* [Requirement]
Copy every line of the entries below word for word, but leave out the pictures.

* [Records for processing]
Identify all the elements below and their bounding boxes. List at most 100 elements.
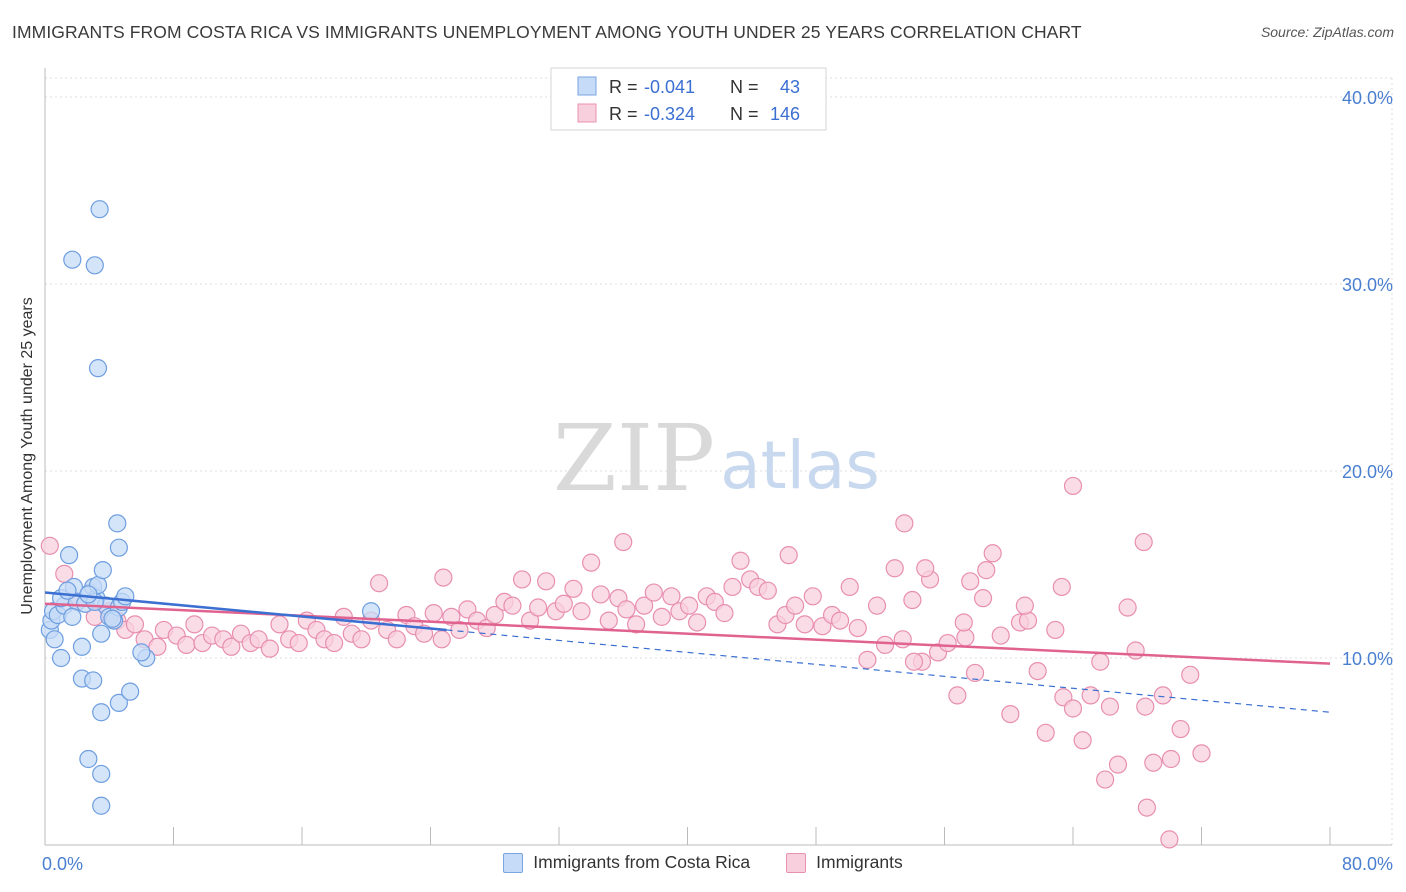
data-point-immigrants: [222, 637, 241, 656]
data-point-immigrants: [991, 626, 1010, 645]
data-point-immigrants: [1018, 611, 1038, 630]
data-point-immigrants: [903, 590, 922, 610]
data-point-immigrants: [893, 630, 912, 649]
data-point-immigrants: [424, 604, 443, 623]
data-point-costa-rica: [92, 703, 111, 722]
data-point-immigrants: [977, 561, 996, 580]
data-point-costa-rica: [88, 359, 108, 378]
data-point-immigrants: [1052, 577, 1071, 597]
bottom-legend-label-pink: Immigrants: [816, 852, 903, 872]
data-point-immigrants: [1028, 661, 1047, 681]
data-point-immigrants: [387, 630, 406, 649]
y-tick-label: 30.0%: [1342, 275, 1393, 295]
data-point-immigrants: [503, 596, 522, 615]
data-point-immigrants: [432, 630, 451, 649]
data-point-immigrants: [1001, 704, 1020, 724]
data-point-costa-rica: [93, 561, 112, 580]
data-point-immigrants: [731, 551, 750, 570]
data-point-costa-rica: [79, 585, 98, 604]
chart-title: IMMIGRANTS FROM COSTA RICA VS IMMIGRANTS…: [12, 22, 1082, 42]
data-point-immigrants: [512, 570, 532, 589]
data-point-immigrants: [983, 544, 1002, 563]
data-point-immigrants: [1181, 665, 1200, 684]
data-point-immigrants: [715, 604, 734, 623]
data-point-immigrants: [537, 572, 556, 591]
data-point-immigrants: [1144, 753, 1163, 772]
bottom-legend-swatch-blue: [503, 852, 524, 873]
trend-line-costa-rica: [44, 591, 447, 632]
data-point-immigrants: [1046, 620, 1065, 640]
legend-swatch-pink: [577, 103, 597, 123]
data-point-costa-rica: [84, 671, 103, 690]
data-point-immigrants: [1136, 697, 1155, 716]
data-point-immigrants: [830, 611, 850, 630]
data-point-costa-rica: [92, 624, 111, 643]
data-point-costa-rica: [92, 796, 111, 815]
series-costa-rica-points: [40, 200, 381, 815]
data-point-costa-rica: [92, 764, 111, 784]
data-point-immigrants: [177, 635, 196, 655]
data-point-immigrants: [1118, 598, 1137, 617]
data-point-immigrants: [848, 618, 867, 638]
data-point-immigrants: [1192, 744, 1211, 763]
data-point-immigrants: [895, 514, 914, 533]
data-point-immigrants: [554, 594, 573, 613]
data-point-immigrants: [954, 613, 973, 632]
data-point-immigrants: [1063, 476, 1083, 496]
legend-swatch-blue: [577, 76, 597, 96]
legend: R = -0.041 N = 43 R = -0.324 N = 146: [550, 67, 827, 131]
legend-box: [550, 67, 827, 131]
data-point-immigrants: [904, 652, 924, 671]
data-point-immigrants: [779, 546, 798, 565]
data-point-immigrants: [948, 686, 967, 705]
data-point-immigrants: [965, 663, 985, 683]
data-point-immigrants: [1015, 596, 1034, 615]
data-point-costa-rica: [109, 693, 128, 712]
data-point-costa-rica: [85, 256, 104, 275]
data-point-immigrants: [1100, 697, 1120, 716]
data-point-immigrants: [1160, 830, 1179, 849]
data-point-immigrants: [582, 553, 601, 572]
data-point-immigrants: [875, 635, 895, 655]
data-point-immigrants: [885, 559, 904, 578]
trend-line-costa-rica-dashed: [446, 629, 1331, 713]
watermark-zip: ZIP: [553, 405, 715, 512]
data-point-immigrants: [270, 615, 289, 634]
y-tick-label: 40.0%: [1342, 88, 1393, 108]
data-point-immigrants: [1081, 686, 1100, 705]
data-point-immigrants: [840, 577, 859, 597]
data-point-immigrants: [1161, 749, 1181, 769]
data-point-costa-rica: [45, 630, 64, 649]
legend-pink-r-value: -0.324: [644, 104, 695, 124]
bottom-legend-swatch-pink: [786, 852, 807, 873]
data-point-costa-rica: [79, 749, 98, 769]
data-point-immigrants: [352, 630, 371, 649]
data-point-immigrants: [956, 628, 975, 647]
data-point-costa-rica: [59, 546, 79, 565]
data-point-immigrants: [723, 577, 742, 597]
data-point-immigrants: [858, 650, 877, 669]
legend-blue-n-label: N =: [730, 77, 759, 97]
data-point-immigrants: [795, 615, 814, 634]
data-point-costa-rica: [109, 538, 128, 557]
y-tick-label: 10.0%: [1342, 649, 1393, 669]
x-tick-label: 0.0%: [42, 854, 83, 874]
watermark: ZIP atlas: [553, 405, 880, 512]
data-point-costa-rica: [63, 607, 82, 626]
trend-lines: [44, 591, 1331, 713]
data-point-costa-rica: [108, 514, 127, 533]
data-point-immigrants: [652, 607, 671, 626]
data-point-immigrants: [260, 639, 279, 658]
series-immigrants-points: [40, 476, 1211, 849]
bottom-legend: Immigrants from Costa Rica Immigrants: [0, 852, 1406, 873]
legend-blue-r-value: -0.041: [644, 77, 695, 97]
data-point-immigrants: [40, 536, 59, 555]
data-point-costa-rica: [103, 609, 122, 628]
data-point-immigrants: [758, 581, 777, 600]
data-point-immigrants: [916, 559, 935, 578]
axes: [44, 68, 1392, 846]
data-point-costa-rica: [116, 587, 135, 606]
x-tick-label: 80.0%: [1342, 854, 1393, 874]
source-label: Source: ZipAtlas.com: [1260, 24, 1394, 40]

* [The result]
Identify all the elements below and their bounding boxes. List at most 100 elements.
data-point-immigrants: [222, 637, 241, 656]
data-point-immigrants: [991, 626, 1010, 645]
data-point-immigrants: [1018, 611, 1038, 630]
data-point-immigrants: [903, 590, 922, 610]
data-point-immigrants: [893, 630, 912, 649]
data-point-immigrants: [424, 604, 443, 623]
data-point-costa-rica: [92, 703, 111, 722]
data-point-immigrants: [977, 561, 996, 580]
data-point-costa-rica: [88, 359, 108, 378]
data-point-immigrants: [1052, 577, 1071, 597]
bottom-legend-label-pink: Immigrants: [816, 852, 903, 872]
data-point-immigrants: [1028, 661, 1047, 681]
data-point-immigrants: [387, 630, 406, 649]
y-tick-label: 30.0%: [1342, 275, 1393, 295]
data-point-immigrants: [503, 596, 522, 615]
data-point-immigrants: [432, 630, 451, 649]
data-point-immigrants: [1001, 704, 1020, 724]
data-point-costa-rica: [93, 561, 112, 580]
data-point-immigrants: [731, 551, 750, 570]
data-point-costa-rica: [79, 585, 98, 604]
chart-title: IMMIGRANTS FROM COSTA RICA VS IMMIGRANTS…: [12, 22, 1082, 42]
data-point-immigrants: [512, 570, 532, 589]
data-point-immigrants: [983, 544, 1002, 563]
data-point-immigrants: [1181, 665, 1200, 684]
data-point-immigrants: [715, 604, 734, 623]
data-point-immigrants: [537, 572, 556, 591]
data-point-immigrants: [1144, 753, 1163, 772]
bottom-legend-swatch-blue: [503, 852, 524, 873]
trend-line-costa-rica: [44, 591, 447, 632]
data-point-immigrants: [1046, 620, 1065, 640]
legend-swatch-pink: [577, 103, 597, 123]
data-point-costa-rica: [84, 671, 103, 690]
data-point-immigrants: [1136, 697, 1155, 716]
data-point-immigrants: [830, 611, 850, 630]
data-point-costa-rica: [92, 624, 111, 643]
data-point-costa-rica: [92, 796, 111, 815]
series-costa-rica-points: [40, 200, 381, 815]
data-point-costa-rica: [92, 764, 111, 784]
data-point-immigrants: [177, 635, 196, 655]
data-point-immigrants: [1118, 598, 1137, 617]
data-point-immigrants: [848, 618, 867, 638]
data-point-immigrants: [1192, 744, 1211, 763]
data-point-immigrants: [895, 514, 914, 533]
data-point-immigrants: [554, 594, 573, 613]
data-point-immigrants: [954, 613, 973, 632]
data-point-immigrants: [1063, 476, 1083, 496]
legend-swatch-blue: [577, 76, 597, 96]
legend: R = -0.041 N = 43 R = -0.324 N = 146: [550, 67, 827, 131]
legend-box: [550, 67, 827, 131]
data-point-immigrants: [904, 652, 924, 671]
data-point-immigrants: [779, 546, 798, 565]
data-point-immigrants: [948, 686, 967, 705]
data-point-immigrants: [965, 663, 985, 683]
data-point-immigrants: [1015, 596, 1034, 615]
data-point-costa-rica: [109, 693, 128, 712]
data-point-costa-rica: [85, 256, 104, 275]
data-point-immigrants: [1100, 697, 1120, 716]
data-point-immigrants: [1160, 830, 1179, 849]
data-point-immigrants: [582, 553, 601, 572]
data-point-immigrants: [875, 635, 895, 655]
data-point-immigrants: [885, 559, 904, 578]
trend-line-costa-rica-dashed: [446, 629, 1331, 713]
watermark-zip: ZIP: [553, 405, 715, 512]
data-point-immigrants: [270, 615, 289, 634]
y-tick-label: 40.0%: [1342, 88, 1393, 108]
data-point-immigrants: [1081, 686, 1100, 705]
data-point-immigrants: [840, 577, 859, 597]
data-point-immigrants: [1161, 749, 1181, 769]
data-point-costa-rica: [45, 630, 64, 649]
legend-pink-r-value: -0.324: [644, 104, 695, 124]
bottom-legend-swatch-pink: [786, 852, 807, 873]
data-point-costa-rica: [79, 749, 98, 769]
data-point-immigrants: [352, 630, 371, 649]
data-point-immigrants: [956, 628, 975, 647]
data-point-costa-rica: [59, 546, 79, 565]
data-point-immigrants: [723, 577, 742, 597]
data-point-immigrants: [858, 650, 877, 669]
legend-blue-n-label: N =: [730, 77, 759, 97]
data-point-immigrants: [795, 615, 814, 634]
data-point-costa-rica: [109, 538, 128, 557]
y-tick-label: 10.0%: [1342, 649, 1393, 669]
x-tick-label: 0.0%: [42, 854, 83, 874]
watermark: ZIP atlas: [553, 405, 880, 512]
data-point-costa-rica: [63, 607, 82, 626]
trend-lines: [44, 591, 1331, 713]
data-point-costa-rica: [108, 514, 127, 533]
data-point-immigrants: [652, 607, 671, 626]
data-point-immigrants: [260, 639, 279, 658]
series-immigrants-points: [40, 476, 1211, 849]
bottom-legend: Immigrants from Costa Rica Immigrants: [0, 852, 1406, 873]
legend-blue-r-value: -0.041: [644, 77, 695, 97]
data-point-immigrants: [40, 536, 59, 555]
data-point-costa-rica: [103, 609, 122, 628]
data-point-immigrants: [758, 581, 777, 600]
data-point-immigrants: [916, 559, 935, 578]
axes: [44, 68, 1392, 846]
data-point-costa-rica: [116, 587, 135, 606]
x-tick-label: 80.0%: [1342, 854, 1393, 874]
source-label: Source: ZipAtlas.com: [1260, 24, 1394, 40]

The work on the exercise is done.